— START —

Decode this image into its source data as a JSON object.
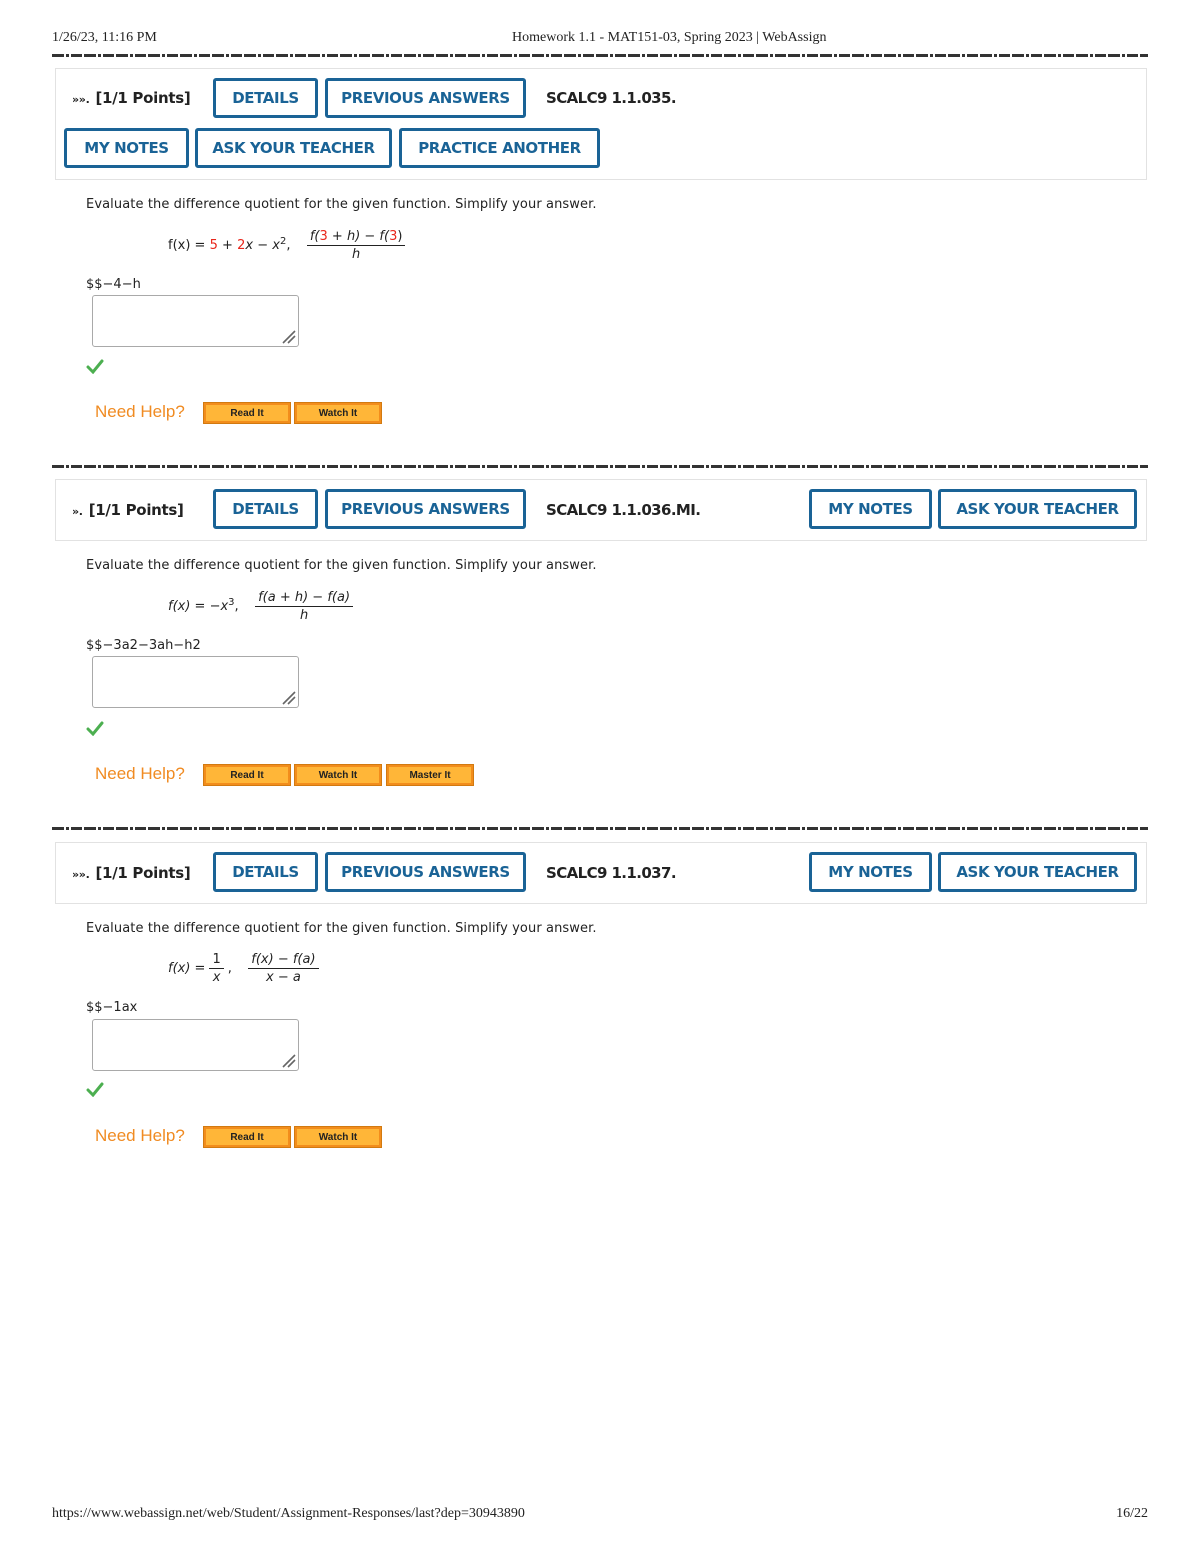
{
  "print_header": {
    "datetime": "1/26/23, 11:16 PM",
    "page_title": "Homework 1.1 - MAT151-03, Spring 2023 | WebAssign"
  },
  "print_footer": {
    "url": "https://www.webassign.net/web/Student/Assignment-Responses/last?dep=30943890",
    "page_number": "16/22"
  },
  "colors": {
    "button_blue": "#1a6396",
    "highlight_red": "#e8261b",
    "need_help_orange": "#f08b22",
    "help_button_fill": "#ffb638",
    "check_green": "#4caf50"
  },
  "questions": [
    {
      "number_marker": "»».",
      "points": "[1/1 Points]",
      "code": "SCALC9 1.1.035.",
      "buttons": {
        "details": "DETAILS",
        "previous_answers": "PREVIOUS ANSWERS",
        "my_notes": "MY NOTES",
        "ask_teacher": "ASK YOUR TEACHER",
        "practice_another": "PRACTICE ANOTHER"
      },
      "prompt": "Evaluate the difference quotient for the given function. Simplify your answer.",
      "function": {
        "lhs": "f(x) =",
        "terms": [
          "5",
          "+",
          "2",
          "x",
          "−",
          "x",
          "2",
          ","
        ],
        "quotient_numerator_parts": [
          "f(",
          "3",
          " + h) − f(",
          "3",
          ")"
        ],
        "quotient_denominator": "h"
      },
      "answer_text": "$$−4−h",
      "answer_value": "",
      "status_icon": "check-icon",
      "need_help": "Need Help?",
      "help_buttons": [
        "Read It",
        "Watch It"
      ]
    },
    {
      "number_marker": "».",
      "points": "[1/1 Points]",
      "code": "SCALC9 1.1.036.MI.",
      "buttons": {
        "details": "DETAILS",
        "previous_answers": "PREVIOUS ANSWERS",
        "my_notes": "MY NOTES",
        "ask_teacher": "ASK YOUR TEACHER"
      },
      "prompt": "Evaluate the difference quotient for the given function. Simplify your answer.",
      "function": {
        "lhs": "f(x) = −x",
        "exponent": "3",
        "after": ",",
        "quotient_numerator": "f(a + h) − f(a)",
        "quotient_denominator": "h"
      },
      "answer_text": "$$−3a2−3ah−h2",
      "answer_value": "",
      "status_icon": "check-icon",
      "need_help": "Need Help?",
      "help_buttons": [
        "Read It",
        "Watch It",
        "Master It"
      ]
    },
    {
      "number_marker": "»».",
      "points": "[1/1 Points]",
      "code": "SCALC9 1.1.037.",
      "buttons": {
        "details": "DETAILS",
        "previous_answers": "PREVIOUS ANSWERS",
        "my_notes": "MY NOTES",
        "ask_teacher": "ASK YOUR TEACHER"
      },
      "prompt": "Evaluate the difference quotient for the given function. Simplify your answer.",
      "function": {
        "lhs": "f(x) =",
        "fraction_numerator": "1",
        "fraction_denominator": "x",
        "after": ",",
        "quotient_numerator": "f(x) − f(a)",
        "quotient_denominator": "x − a"
      },
      "answer_text": "$$−1ax",
      "answer_value": "",
      "status_icon": "check-icon",
      "need_help": "Need Help?",
      "help_buttons": [
        "Read It",
        "Watch It"
      ]
    }
  ]
}
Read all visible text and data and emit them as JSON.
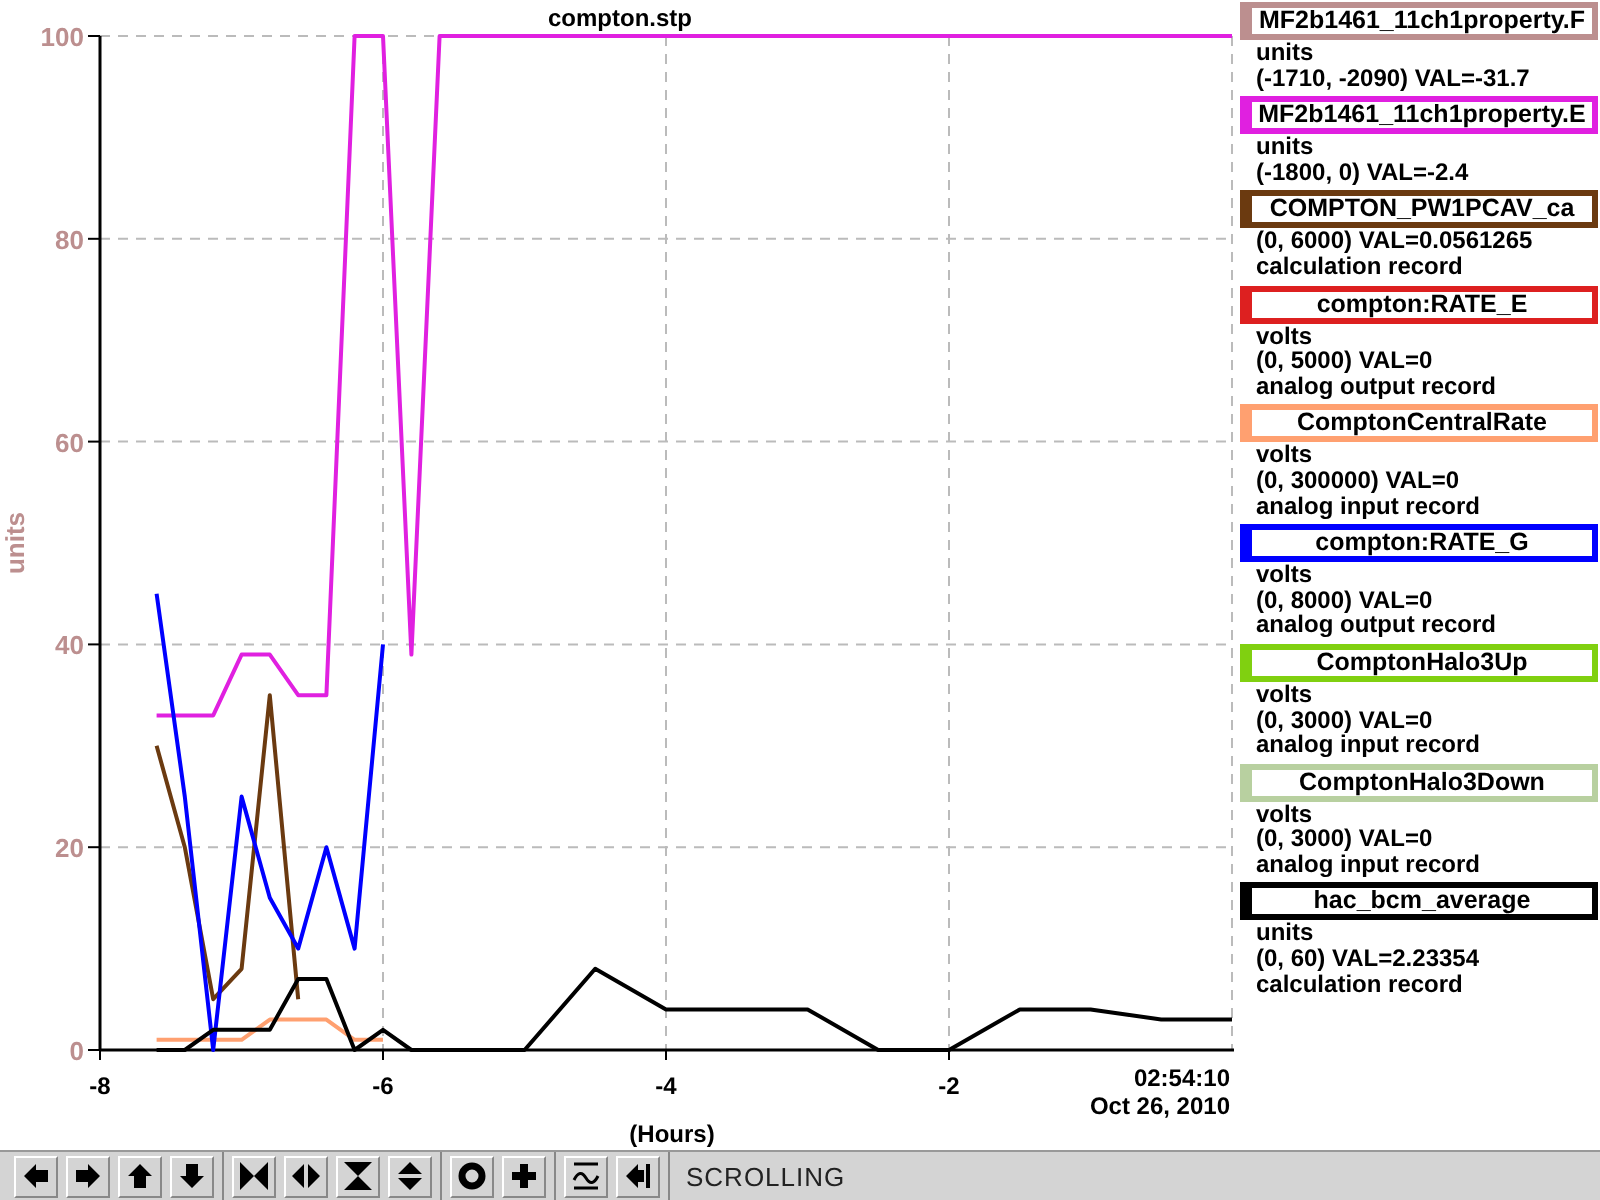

— END —

- **Exercise objective**: Restate the whole listing above exactly, except for its images.

- **Exercise result**:
Decode this image into its source data as a JSON object.
{
  "print_header": {
    "datetime": "1/26/23, 11:16 PM",
    "page_title": "Homework 1.1 - MAT151-03, Spring 2023 | WebAssign"
  },
  "print_footer": {
    "url": "https://www.webassign.net/web/Student/Assignment-Responses/last?dep=30943890",
    "page_number": "16/22"
  },
  "colors": {
    "button_blue": "#1a6396",
    "highlight_red": "#e8261b",
    "need_help_orange": "#f08b22",
    "help_button_fill": "#ffb638",
    "check_green": "#4caf50"
  },
  "questions": [
    {
      "number_marker": "»».",
      "points": "[1/1 Points]",
      "code": "SCALC9 1.1.035.",
      "buttons": {
        "details": "DETAILS",
        "previous_answers": "PREVIOUS ANSWERS",
        "my_notes": "MY NOTES",
        "ask_teacher": "ASK YOUR TEACHER",
        "practice_another": "PRACTICE ANOTHER"
      },
      "prompt": "Evaluate the difference quotient for the given function. Simplify your answer.",
      "function": {
        "lhs": "f(x) =",
        "terms": [
          "5",
          "+",
          "2",
          "x",
          "−",
          "x",
          "2",
          ","
        ],
        "quotient_numerator_parts": [
          "f(",
          "3",
          " + h) − f(",
          "3",
          ")"
        ],
        "quotient_denominator": "h"
      },
      "answer_text": "$$−4−h",
      "answer_value": "",
      "status_icon": "check-icon",
      "need_help": "Need Help?",
      "help_buttons": [
        "Read It",
        "Watch It"
      ]
    },
    {
      "number_marker": "».",
      "points": "[1/1 Points]",
      "code": "SCALC9 1.1.036.MI.",
      "buttons": {
        "details": "DETAILS",
        "previous_answers": "PREVIOUS ANSWERS",
        "my_notes": "MY NOTES",
        "ask_teacher": "ASK YOUR TEACHER"
      },
      "prompt": "Evaluate the difference quotient for the given function. Simplify your answer.",
      "function": {
        "lhs": "f(x) = −x",
        "exponent": "3",
        "after": ",",
        "quotient_numerator": "f(a + h) − f(a)",
        "quotient_denominator": "h"
      },
      "answer_text": "$$−3a2−3ah−h2",
      "answer_value": "",
      "status_icon": "check-icon",
      "need_help": "Need Help?",
      "help_buttons": [
        "Read It",
        "Watch It",
        "Master It"
      ]
    },
    {
      "number_marker": "»».",
      "points": "[1/1 Points]",
      "code": "SCALC9 1.1.037.",
      "buttons": {
        "details": "DETAILS",
        "previous_answers": "PREVIOUS ANSWERS",
        "my_notes": "MY NOTES",
        "ask_teacher": "ASK YOUR TEACHER"
      },
      "prompt": "Evaluate the difference quotient for the given function. Simplify your answer.",
      "function": {
        "lhs": "f(x) =",
        "fraction_numerator": "1",
        "fraction_denominator": "x",
        "after": ",",
        "quotient_numerator": "f(x) − f(a)",
        "quotient_denominator": "x − a"
      },
      "answer_text": "$$−1ax",
      "answer_value": "",
      "status_icon": "check-icon",
      "need_help": "Need Help?",
      "help_buttons": [
        "Read It",
        "Watch It"
      ]
    }
  ]
}
Read all visible text and data and emit them as JSON.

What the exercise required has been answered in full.